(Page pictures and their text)
________________________________________
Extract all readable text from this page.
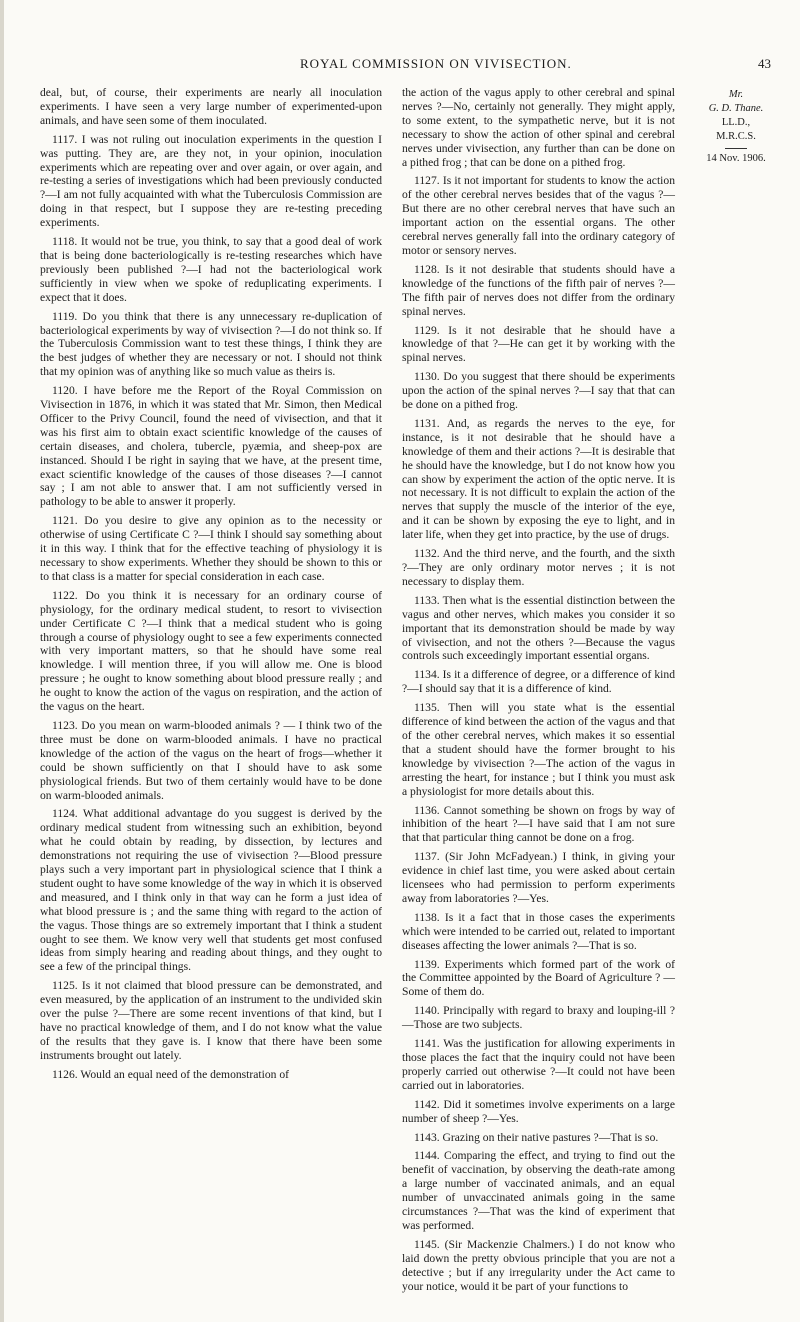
ROYAL COMMISSION ON VIVISECTION.	43

deal, but, of course, their experiments are nearly all inoculation experiments. I have seen a very large number of experimented-upon animals, and have seen some of them inoculated.

1117. I was not ruling out inoculation experiments in the question I was putting. They are, are they not, in your opinion, inoculation experiments which are repeating over and over again, or over again, and re-testing a series of investigations which had been previously conducted ?—I am not fully acquainted with what the Tuberculosis Commission are doing in that respect, but I suppose they are re-testing preceding experiments.

1118. It would not be true, you think, to say that a good deal of work that is being done bacteriologically is re-testing researches which have previously been published ?—I had not the bacteriological work sufficiently in view when we spoke of reduplicating experiments. I expect that it does.

1119. Do you think that there is any unnecessary re-duplication of bacteriological experiments by way of vivisection ?—I do not think so. If the Tuberculosis Commission want to test these things, I think they are the best judges of whether they are necessary or not. I should not think that my opinion was of anything like so much value as theirs is.

1120. I have before me the Report of the Royal Commission on Vivisection in 1876, in which it was stated that Mr. Simon, then Medical Officer to the Privy Council, found the need of vivisection, and that it was his first aim to obtain exact scientific knowledge of the causes of certain diseases, and cholera, tubercle, pyæmia, and sheep-pox are instanced. Should I be right in saying that we have, at the present time, exact scientific knowledge of the causes of those diseases ?—I cannot say ; I am not able to answer that. I am not sufficiently versed in pathology to be able to answer it properly.

1121. Do you desire to give any opinion as to the necessity or otherwise of using Certificate C ?—I think I should say something about it in this way. I think that for the effective teaching of physiology it is necessary to show experiments. Whether they should be shown to this or to that class is a matter for special consideration in each case.

1122. Do you think it is necessary for an ordinary course of physiology, for the ordinary medical student, to resort to vivisection under Certificate C ?—I think that a medical student who is going through a course of physiology ought to see a few experiments connected with very important matters, so that he should have some real knowledge. I will mention three, if you will allow me. One is blood pressure ; he ought to know something about blood pressure really ; and he ought to know the action of the vagus on respiration, and the action of the vagus on the heart.

1123. Do you mean on warm-blooded animals ? — I think two of the three must be done on warm-blooded animals. I have no practical knowledge of the action of the vagus on the heart of frogs—whether it could be shown sufficiently on that I should have to ask some physiological friends. But two of them certainly would have to be done on warm-blooded animals.

1124. What additional advantage do you suggest is derived by the ordinary medical student from witnessing such an exhibition, beyond what he could obtain by reading, by dissection, by lectures and demonstrations not requiring the use of vivisection ?—Blood pressure plays such a very important part in physiological science that I think a student ought to have some knowledge of the way in which it is observed and measured, and I think only in that way can he form a just idea of what blood pressure is ; and the same thing with regard to the action of the vagus. Those things are so extremely important that I think a student ought to see them. We know very well that students get most confused ideas from simply hearing and reading about things, and they ought to see a few of the principal things.

1125. Is it not claimed that blood pressure can be demonstrated, and even measured, by the application of an instrument to the undivided skin over the pulse ?—There are some recent inventions of that kind, but I have no practical knowledge of them, and I do not know what the value of the results that they gave is. I know that there have been some instruments brought out lately.

1126. Would an equal need of the demonstration of

the action of the vagus apply to other cerebral and spinal nerves ?—No, certainly not generally. They might apply, to some extent, to the sympathetic nerve, but it is not necessary to show the action of other spinal and cerebral nerves under vivisection, any further than can be done on a pithed frog ; that can be done on a pithed frog.

1127. Is it not important for students to know the action of the other cerebral nerves besides that of the vagus ?—But there are no other cerebral nerves that have such an important action on the essential organs. The other cerebral nerves generally fall into the ordinary category of motor or sensory nerves.

1128. Is it not desirable that students should have a knowledge of the functions of the fifth pair of nerves ?—The fifth pair of nerves does not differ from the ordinary spinal nerves.

1129. Is it not desirable that he should have a knowledge of that ?—He can get it by working with the spinal nerves.

1130. Do you suggest that there should be experiments upon the action of the spinal nerves ?—I say that that can be done on a pithed frog.

1131. And, as regards the nerves to the eye, for instance, is it not desirable that he should have a knowledge of them and their actions ?—It is desirable that he should have the knowledge, but I do not know how you can show by experiment the action of the optic nerve. It is not necessary. It is not difficult to explain the action of the nerves that supply the muscle of the interior of the eye, and it can be shown by exposing the eye to light, and in later life, when they get into practice, by the use of drugs.

1132. And the third nerve, and the fourth, and the sixth ?—They are only ordinary motor nerves ; it is not necessary to display them.

1133. Then what is the essential distinction between the vagus and other nerves, which makes you consider it so important that its demonstration should be made by way of vivisection, and not the others ?—Because the vagus controls such exceedingly important essential organs.

1134. Is it a difference of degree, or a difference of kind ?—I should say that it is a difference of kind.

1135. Then will you state what is the essential difference of kind between the action of the vagus and that of the other cerebral nerves, which makes it so essential that a student should have the former brought to his knowledge by vivisection ?—The action of the vagus in arresting the heart, for instance ; but I think you must ask a physiologist for more details about this.

1136. Cannot something be shown on frogs by way of inhibition of the heart ?—I have said that I am not sure that that particular thing cannot be done on a frog.

1137. (Sir John McFadyean.) I think, in giving your evidence in chief last time, you were asked about certain licensees who had permission to perform experiments away from laboratories ?—Yes.

1138. Is it a fact that in those cases the experiments which were intended to be carried out, related to important diseases affecting the lower animals ?—That is so.

1139. Experiments which formed part of the work of the Committee appointed by the Board of Agriculture ? —Some of them do.

1140. Principally with regard to braxy and louping-ill ?—Those are two subjects.

1141. Was the justification for allowing experiments in those places the fact that the inquiry could not have been properly carried out otherwise ?—It could not have been carried out in laboratories.

1142. Did it sometimes involve experiments on a large number of sheep ?—Yes.

1143. Grazing on their native pastures ?—That is so.

1144. Comparing the effect, and trying to find out the benefit of vaccination, by observing the death-rate among a large number of vaccinated animals, and an equal number of unvaccinated animals going in the same circumstances ?—That was the kind of experiment that was performed.

1145. (Sir Mackenzie Chalmers.) I do not know who laid down the pretty obvious principle that you are not a detective ; but if any irregularity under the Act came to your notice, would it be part of your functions to

Mr.
G. D. Thane.
LL.D.,
M.R.C.S.
14 Nov. 1906.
________________________________________
◆ **PROBLEM DETAILS**:
Wherever a line of the entries holds the string "only", copy that line.

◆ **EXERCISE OUTPUT**:
1124. What additional advantage do you suggest is derived by the ordinary medical student from witnessing such an exhibition, beyond what he could obtain by reading, by dissection, by lectures and demonstrations not requiring the use of vivisection ?—Blood pressure plays such a very important part in physiological science that I think a student ought to have some knowledge of the way in which it is observed and measured, and I think only in that way can he form a just idea of what blood pressure is ; and the same thing with regard to the action of the vagus. Those things are so extremely important that I think a student ought to see them. We know very well that students get most confused ideas from simply hearing and reading about things, and they ought to see a few of the principal things.
1132. And the third nerve, and the fourth, and the sixth ?—They are only ordinary motor nerves ; it is not necessary to display them.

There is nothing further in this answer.